Requirements :: Keep the pictures out of the copy and repeat the records exactly.

[Data rows start]

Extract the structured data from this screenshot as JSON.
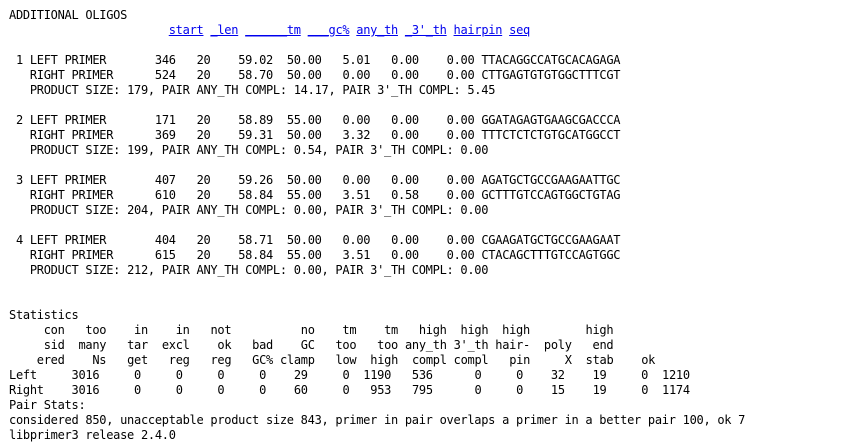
{
  "title": "ADDITIONAL OLIGOS",
  "columns": [
    {
      "label": "start",
      "w": 5
    },
    {
      "label": "len",
      "w": 4
    },
    {
      "label": "tm",
      "w": 8
    },
    {
      "label": "gc%",
      "w": 6
    },
    {
      "label": "any_th",
      "w": 6
    },
    {
      "label": "3'_th",
      "w": 6
    },
    {
      "label": "hairpin",
      "w": 7
    },
    {
      "label": "seq",
      "w": 3
    }
  ],
  "oligos": [
    {
      "num": "1",
      "left": {
        "type": "LEFT PRIMER",
        "start": "346",
        "len": "20",
        "tm": "59.02",
        "gc": "50.00",
        "any_th": "5.01",
        "th3": "0.00",
        "hairpin": "0.00",
        "seq": "TTACAGGCCATGCACAGAGA"
      },
      "right": {
        "type": "RIGHT PRIMER",
        "start": "524",
        "len": "20",
        "tm": "58.70",
        "gc": "50.00",
        "any_th": "0.00",
        "th3": "0.00",
        "hairpin": "0.00",
        "seq": "CTTGAGTGTGTGGCTTTCGT"
      },
      "product": "PRODUCT SIZE: 179, PAIR ANY_TH COMPL: 14.17, PAIR 3'_TH COMPL: 5.45"
    },
    {
      "num": "2",
      "left": {
        "type": "LEFT PRIMER",
        "start": "171",
        "len": "20",
        "tm": "58.89",
        "gc": "55.00",
        "any_th": "0.00",
        "th3": "0.00",
        "hairpin": "0.00",
        "seq": "GGATAGAGTGAAGCGACCCA"
      },
      "right": {
        "type": "RIGHT PRIMER",
        "start": "369",
        "len": "20",
        "tm": "59.31",
        "gc": "50.00",
        "any_th": "3.32",
        "th3": "0.00",
        "hairpin": "0.00",
        "seq": "TTTCTCTCTGTGCATGGCCT"
      },
      "product": "PRODUCT SIZE: 199, PAIR ANY_TH COMPL: 0.54, PAIR 3'_TH COMPL: 0.00"
    },
    {
      "num": "3",
      "left": {
        "type": "LEFT PRIMER",
        "start": "407",
        "len": "20",
        "tm": "59.26",
        "gc": "50.00",
        "any_th": "0.00",
        "th3": "0.00",
        "hairpin": "0.00",
        "seq": "AGATGCTGCCGAAGAATTGC"
      },
      "right": {
        "type": "RIGHT PRIMER",
        "start": "610",
        "len": "20",
        "tm": "58.84",
        "gc": "55.00",
        "any_th": "3.51",
        "th3": "0.58",
        "hairpin": "0.00",
        "seq": "GCTTTGTCCAGTGGCTGTAG"
      },
      "product": "PRODUCT SIZE: 204, PAIR ANY_TH COMPL: 0.00, PAIR 3'_TH COMPL: 0.00"
    },
    {
      "num": "4",
      "left": {
        "type": "LEFT PRIMER",
        "start": "404",
        "len": "20",
        "tm": "58.71",
        "gc": "50.00",
        "any_th": "0.00",
        "th3": "0.00",
        "hairpin": "0.00",
        "seq": "CGAAGATGCTGCCGAAGAAT"
      },
      "right": {
        "type": "RIGHT PRIMER",
        "start": "615",
        "len": "20",
        "tm": "58.84",
        "gc": "55.00",
        "any_th": "3.51",
        "th3": "0.00",
        "hairpin": "0.00",
        "seq": "CTACAGCTTTGTCCAGTGGC"
      },
      "product": "PRODUCT SIZE: 212, PAIR ANY_TH COMPL: 0.00, PAIR 3'_TH COMPL: 0.00"
    }
  ],
  "statistics": {
    "title": "Statistics",
    "header_rows": [
      [
        "con",
        "too",
        "in",
        "in",
        "not",
        "",
        "no",
        "tm",
        "tm",
        "high",
        "high",
        "high",
        "",
        "high",
        ""
      ],
      [
        "sid",
        "many",
        "tar",
        "excl",
        "ok",
        "bad",
        "GC",
        "too",
        "too",
        "any_th",
        "3'_th",
        "hair-",
        "poly",
        "end",
        ""
      ],
      [
        "ered",
        "Ns",
        "get",
        "reg",
        "reg",
        "GC%",
        "clamp",
        "low",
        "high",
        "compl",
        "compl",
        "pin",
        "X",
        "stab",
        "ok"
      ]
    ],
    "rows": [
      {
        "label": "Left",
        "values": [
          "3016",
          "0",
          "0",
          "0",
          "0",
          "29",
          "0",
          "1190",
          "536",
          "0",
          "0",
          "32",
          "19",
          "0",
          "1210"
        ]
      },
      {
        "label": "Right",
        "values": [
          "3016",
          "0",
          "0",
          "0",
          "0",
          "60",
          "0",
          "953",
          "795",
          "0",
          "0",
          "15",
          "19",
          "0",
          "1174"
        ]
      }
    ]
  },
  "pair_stats": {
    "title": "Pair Stats:",
    "text": "considered 850, unacceptable product size 843, primer in pair overlaps a primer in a better pair 100, ok 7"
  },
  "release": "libprimer3 release 2.4.0"
}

[Data rows end]

Complete answer ::
Extract the structured data from this screenshot as JSON.
{
  "title": "ADDITIONAL OLIGOS",
  "columns": [
    {
      "label": "start",
      "w": 5
    },
    {
      "label": "len",
      "w": 4
    },
    {
      "label": "tm",
      "w": 8
    },
    {
      "label": "gc%",
      "w": 6
    },
    {
      "label": "any_th",
      "w": 6
    },
    {
      "label": "3'_th",
      "w": 6
    },
    {
      "label": "hairpin",
      "w": 7
    },
    {
      "label": "seq",
      "w": 3
    }
  ],
  "oligos": [
    {
      "num": "1",
      "left": {
        "type": "LEFT PRIMER",
        "start": "346",
        "len": "20",
        "tm": "59.02",
        "gc": "50.00",
        "any_th": "5.01",
        "th3": "0.00",
        "hairpin": "0.00",
        "seq": "TTACAGGCCATGCACAGAGA"
      },
      "right": {
        "type": "RIGHT PRIMER",
        "start": "524",
        "len": "20",
        "tm": "58.70",
        "gc": "50.00",
        "any_th": "0.00",
        "th3": "0.00",
        "hairpin": "0.00",
        "seq": "CTTGAGTGTGTGGCTTTCGT"
      },
      "product": "PRODUCT SIZE: 179, PAIR ANY_TH COMPL: 14.17, PAIR 3'_TH COMPL: 5.45"
    },
    {
      "num": "2",
      "left": {
        "type": "LEFT PRIMER",
        "start": "171",
        "len": "20",
        "tm": "58.89",
        "gc": "55.00",
        "any_th": "0.00",
        "th3": "0.00",
        "hairpin": "0.00",
        "seq": "GGATAGAGTGAAGCGACCCA"
      },
      "right": {
        "type": "RIGHT PRIMER",
        "start": "369",
        "len": "20",
        "tm": "59.31",
        "gc": "50.00",
        "any_th": "3.32",
        "th3": "0.00",
        "hairpin": "0.00",
        "seq": "TTTCTCTCTGTGCATGGCCT"
      },
      "product": "PRODUCT SIZE: 199, PAIR ANY_TH COMPL: 0.54, PAIR 3'_TH COMPL: 0.00"
    },
    {
      "num": "3",
      "left": {
        "type": "LEFT PRIMER",
        "start": "407",
        "len": "20",
        "tm": "59.26",
        "gc": "50.00",
        "any_th": "0.00",
        "th3": "0.00",
        "hairpin": "0.00",
        "seq": "AGATGCTGCCGAAGAATTGC"
      },
      "right": {
        "type": "RIGHT PRIMER",
        "start": "610",
        "len": "20",
        "tm": "58.84",
        "gc": "55.00",
        "any_th": "3.51",
        "th3": "0.58",
        "hairpin": "0.00",
        "seq": "GCTTTGTCCAGTGGCTGTAG"
      },
      "product": "PRODUCT SIZE: 204, PAIR ANY_TH COMPL: 0.00, PAIR 3'_TH COMPL: 0.00"
    },
    {
      "num": "4",
      "left": {
        "type": "LEFT PRIMER",
        "start": "404",
        "len": "20",
        "tm": "58.71",
        "gc": "50.00",
        "any_th": "0.00",
        "th3": "0.00",
        "hairpin": "0.00",
        "seq": "CGAAGATGCTGCCGAAGAAT"
      },
      "right": {
        "type": "RIGHT PRIMER",
        "start": "615",
        "len": "20",
        "tm": "58.84",
        "gc": "55.00",
        "any_th": "3.51",
        "th3": "0.00",
        "hairpin": "0.00",
        "seq": "CTACAGCTTTGTCCAGTGGC"
      },
      "product": "PRODUCT SIZE: 212, PAIR ANY_TH COMPL: 0.00, PAIR 3'_TH COMPL: 0.00"
    }
  ],
  "statistics": {
    "title": "Statistics",
    "header_rows": [
      [
        "con",
        "too",
        "in",
        "in",
        "not",
        "",
        "no",
        "tm",
        "tm",
        "high",
        "high",
        "high",
        "",
        "high",
        ""
      ],
      [
        "sid",
        "many",
        "tar",
        "excl",
        "ok",
        "bad",
        "GC",
        "too",
        "too",
        "any_th",
        "3'_th",
        "hair-",
        "poly",
        "end",
        ""
      ],
      [
        "ered",
        "Ns",
        "get",
        "reg",
        "reg",
        "GC%",
        "clamp",
        "low",
        "high",
        "compl",
        "compl",
        "pin",
        "X",
        "stab",
        "ok"
      ]
    ],
    "rows": [
      {
        "label": "Left",
        "values": [
          "3016",
          "0",
          "0",
          "0",
          "0",
          "29",
          "0",
          "1190",
          "536",
          "0",
          "0",
          "32",
          "19",
          "0",
          "1210"
        ]
      },
      {
        "label": "Right",
        "values": [
          "3016",
          "0",
          "0",
          "0",
          "0",
          "60",
          "0",
          "953",
          "795",
          "0",
          "0",
          "15",
          "19",
          "0",
          "1174"
        ]
      }
    ]
  },
  "pair_stats": {
    "title": "Pair Stats:",
    "text": "considered 850, unacceptable product size 843, primer in pair overlaps a primer in a better pair 100, ok 7"
  },
  "release": "libprimer3 release 2.4.0"
}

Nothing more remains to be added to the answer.